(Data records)
* Start *
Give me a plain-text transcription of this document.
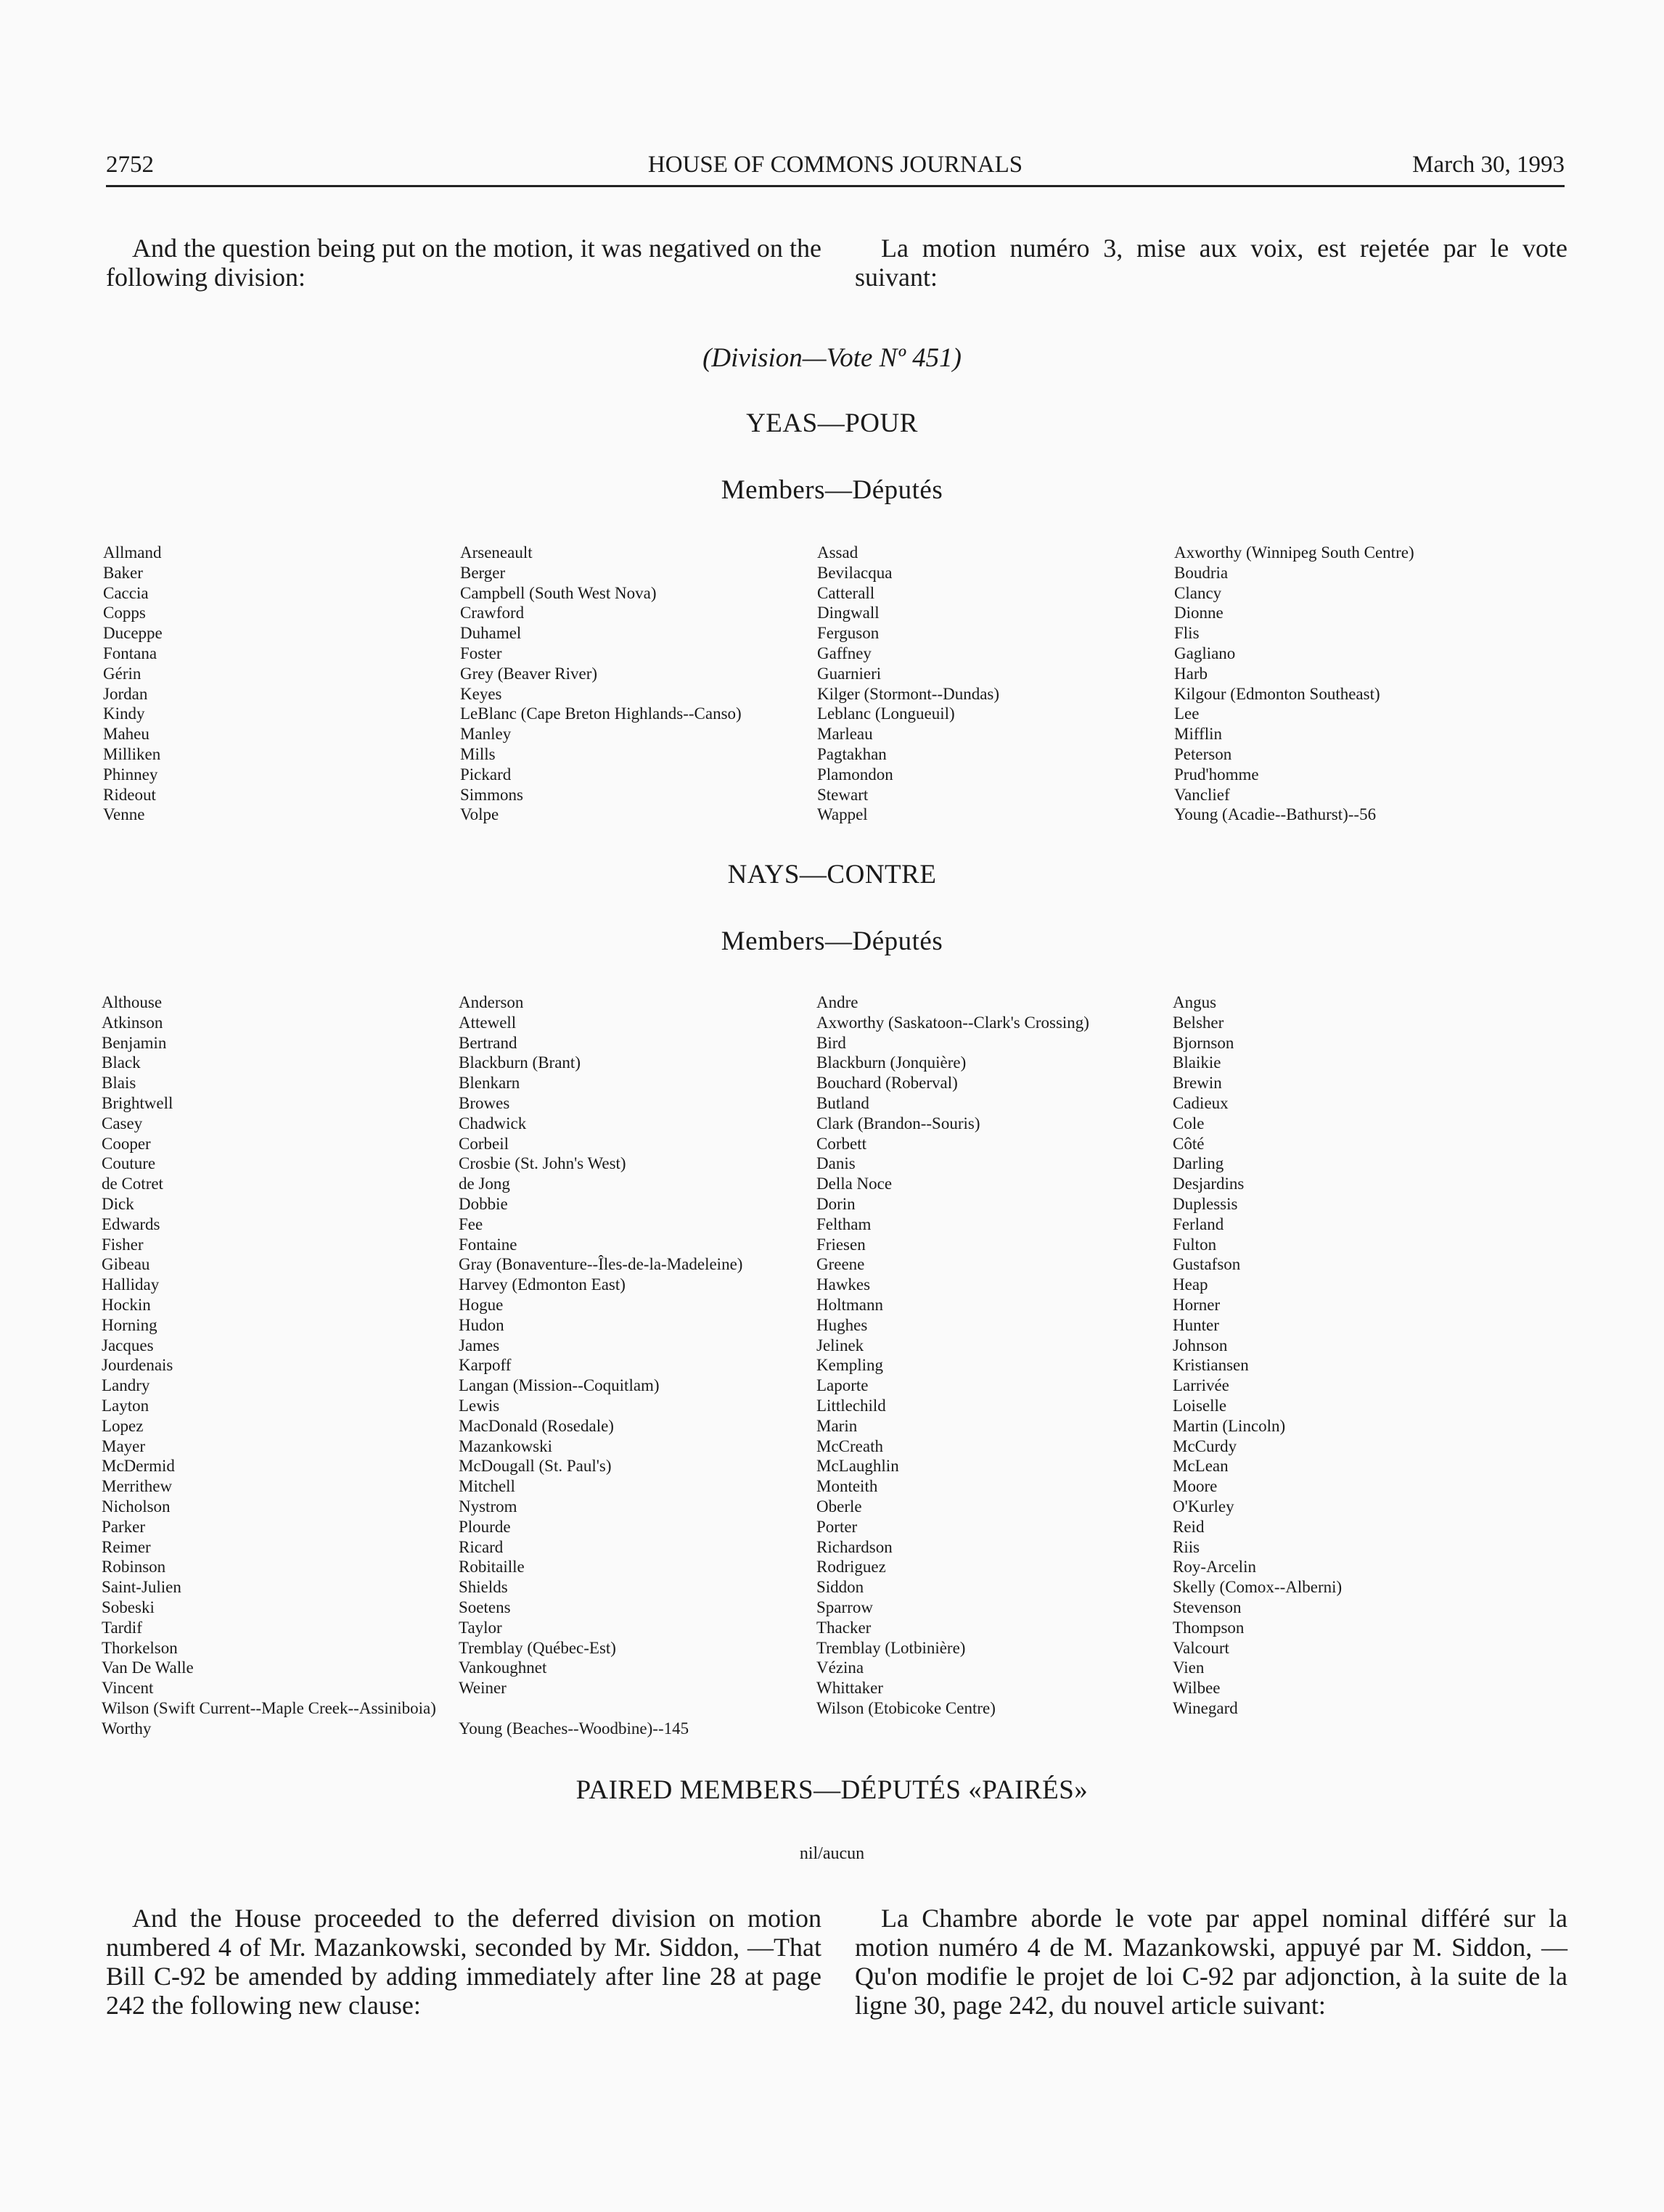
2752	HOUSE OF COMMONS JOURNALS	March 30, 1993

And the question being put on the motion, it was negatived on the following division:

La motion numéro 3, mise aux voix, est rejetée par le vote suivant:

(Division—Vote Nº 451)
YEAS—POUR
Members—Députés
Allmand
Baker
Caccia
Copps
Duceppe
Fontana
Gérin
Jordan
Kindy
Maheu
Milliken
Phinney
Rideout
Venne
Arseneault
Berger
Campbell (South West Nova)
Crawford
Duhamel
Foster
Grey (Beaver River)
Keyes
LeBlanc (Cape Breton Highlands--Canso)
Manley
Mills
Pickard
Simmons
Volpe
Assad
Bevilacqua
Catterall
Dingwall
Ferguson
Gaffney
Guarnieri
Kilger (Stormont--Dundas)
Leblanc (Longueuil)
Marleau
Pagtakhan
Plamondon
Stewart
Wappel
Axworthy (Winnipeg South Centre)
Boudria
Clancy
Dionne
Flis
Gagliano
Harb
Kilgour (Edmonton Southeast)
Lee
Mifflin
Peterson
Prud'homme
Vanclief
Young (Acadie--Bathurst)--56
NAYS—CONTRE
Members—Députés
Althouse
Atkinson
Benjamin
Black
Blais
Brightwell
Casey
Cooper
Couture
de Cotret
Dick
Edwards
Fisher
Gibeau
Halliday
Hockin
Horning
Jacques
Jourdenais
Landry
Layton
Lopez
Mayer
McDermid
Merrithew
Nicholson
Parker
Reimer
Robinson
Saint-Julien
Sobeski
Tardif
Thorkelson
Van De Walle
Vincent
Wilson (Swift Current--Maple Creek--Assiniboia)
Worthy
Anderson
Attewell
Bertrand
Blackburn (Brant)
Blenkarn
Browes
Chadwick
Corbeil
Crosbie (St. John's West)
de Jong
Dobbie
Fee
Fontaine
Gray (Bonaventure--Îles-de-la-Madeleine)
Harvey (Edmonton East)
Hogue
Hudon
James
Karpoff
Langan (Mission--Coquitlam)
Lewis
MacDonald (Rosedale)
Mazankowski
McDougall (St. Paul's)
Mitchell
Nystrom
Plourde
Ricard
Robitaille
Shields
Soetens
Taylor
Tremblay (Québec-Est)
Vankoughnet
Weiner

Young (Beaches--Woodbine)--145
Andre
Axworthy (Saskatoon--Clark's Crossing)
Bird
Blackburn (Jonquière)
Bouchard (Roberval)
Butland
Clark (Brandon--Souris)
Corbett
Danis
Della Noce
Dorin
Feltham
Friesen
Greene
Hawkes
Holtmann
Hughes
Jelinek
Kempling
Laporte
Littlechild
Marin
McCreath
McLaughlin
Monteith
Oberle
Porter
Richardson
Rodriguez
Siddon
Sparrow
Thacker
Tremblay (Lotbinière)
Vézina
Whittaker
Wilson (Etobicoke Centre)
Angus
Belsher
Bjornson
Blaikie
Brewin
Cadieux
Cole
Côté
Darling
Desjardins
Duplessis
Ferland
Fulton
Gustafson
Heap
Horner
Hunter
Johnson
Kristiansen
Larrivée
Loiselle
Martin (Lincoln)
McCurdy
McLean
Moore
O'Kurley
Reid
Riis
Roy-Arcelin
Skelly (Comox--Alberni)
Stevenson
Thompson
Valcourt
Vien
Wilbee
Winegard
PAIRED MEMBERS—DÉPUTÉS «PAIRÉS»
nil/aucun

And the House proceeded to the deferred division on motion numbered 4 of Mr. Mazankowski, seconded by Mr. Siddon, —That Bill C-92 be amended by adding immediately after line 28 at page 242 the following new clause:

La Chambre aborde le vote par appel nominal différé sur la motion numéro 4 de M. Mazankowski, appuyé par M. Siddon, —Qu'on modifie le projet de loi C-92 par adjonction, à la suite de la ligne 30, page 242, du nouvel article suivant:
* End *
# [STATED GOAL]
Print the listing above in full, exactly as written. Omit any pictures.

# [WORKED SOLUTION]
Give me a plain-text transcription of this document.
2752	HOUSE OF COMMONS JOURNALS	March 30, 1993

And the question being put on the motion, it was negatived on the following division:

La motion numéro 3, mise aux voix, est rejetée par le vote suivant:

(Division—Vote Nº 451)
YEAS—POUR
Members—Députés
Allmand
Baker
Caccia
Copps
Duceppe
Fontana
Gérin
Jordan
Kindy
Maheu
Milliken
Phinney
Rideout
Venne
Arseneault
Berger
Campbell (South West Nova)
Crawford
Duhamel
Foster
Grey (Beaver River)
Keyes
LeBlanc (Cape Breton Highlands--Canso)
Manley
Mills
Pickard
Simmons
Volpe
Assad
Bevilacqua
Catterall
Dingwall
Ferguson
Gaffney
Guarnieri
Kilger (Stormont--Dundas)
Leblanc (Longueuil)
Marleau
Pagtakhan
Plamondon
Stewart
Wappel
Axworthy (Winnipeg South Centre)
Boudria
Clancy
Dionne
Flis
Gagliano
Harb
Kilgour (Edmonton Southeast)
Lee
Mifflin
Peterson
Prud'homme
Vanclief
Young (Acadie--Bathurst)--56
NAYS—CONTRE
Members—Députés
Althouse
Atkinson
Benjamin
Black
Blais
Brightwell
Casey
Cooper
Couture
de Cotret
Dick
Edwards
Fisher
Gibeau
Halliday
Hockin
Horning
Jacques
Jourdenais
Landry
Layton
Lopez
Mayer
McDermid
Merrithew
Nicholson
Parker
Reimer
Robinson
Saint-Julien
Sobeski
Tardif
Thorkelson
Van De Walle
Vincent
Wilson (Swift Current--Maple Creek--Assiniboia)
Worthy
Anderson
Attewell
Bertrand
Blackburn (Brant)
Blenkarn
Browes
Chadwick
Corbeil
Crosbie (St. John's West)
de Jong
Dobbie
Fee
Fontaine
Gray (Bonaventure--Îles-de-la-Madeleine)
Harvey (Edmonton East)
Hogue
Hudon
James
Karpoff
Langan (Mission--Coquitlam)
Lewis
MacDonald (Rosedale)
Mazankowski
McDougall (St. Paul's)
Mitchell
Nystrom
Plourde
Ricard
Robitaille
Shields
Soetens
Taylor
Tremblay (Québec-Est)
Vankoughnet
Weiner

Young (Beaches--Woodbine)--145
Andre
Axworthy (Saskatoon--Clark's Crossing)
Bird
Blackburn (Jonquière)
Bouchard (Roberval)
Butland
Clark (Brandon--Souris)
Corbett
Danis
Della Noce
Dorin
Feltham
Friesen
Greene
Hawkes
Holtmann
Hughes
Jelinek
Kempling
Laporte
Littlechild
Marin
McCreath
McLaughlin
Monteith
Oberle
Porter
Richardson
Rodriguez
Siddon
Sparrow
Thacker
Tremblay (Lotbinière)
Vézina
Whittaker
Wilson (Etobicoke Centre)
Angus
Belsher
Bjornson
Blaikie
Brewin
Cadieux
Cole
Côté
Darling
Desjardins
Duplessis
Ferland
Fulton
Gustafson
Heap
Horner
Hunter
Johnson
Kristiansen
Larrivée
Loiselle
Martin (Lincoln)
McCurdy
McLean
Moore
O'Kurley
Reid
Riis
Roy-Arcelin
Skelly (Comox--Alberni)
Stevenson
Thompson
Valcourt
Vien
Wilbee
Winegard
PAIRED MEMBERS—DÉPUTÉS «PAIRÉS»
nil/aucun

And the House proceeded to the deferred division on motion numbered 4 of Mr. Mazankowski, seconded by Mr. Siddon, —That Bill C-92 be amended by adding immediately after line 28 at page 242 the following new clause:

La Chambre aborde le vote par appel nominal différé sur la motion numéro 4 de M. Mazankowski, appuyé par M. Siddon, —Qu'on modifie le projet de loi C-92 par adjonction, à la suite de la ligne 30, page 242, du nouvel article suivant:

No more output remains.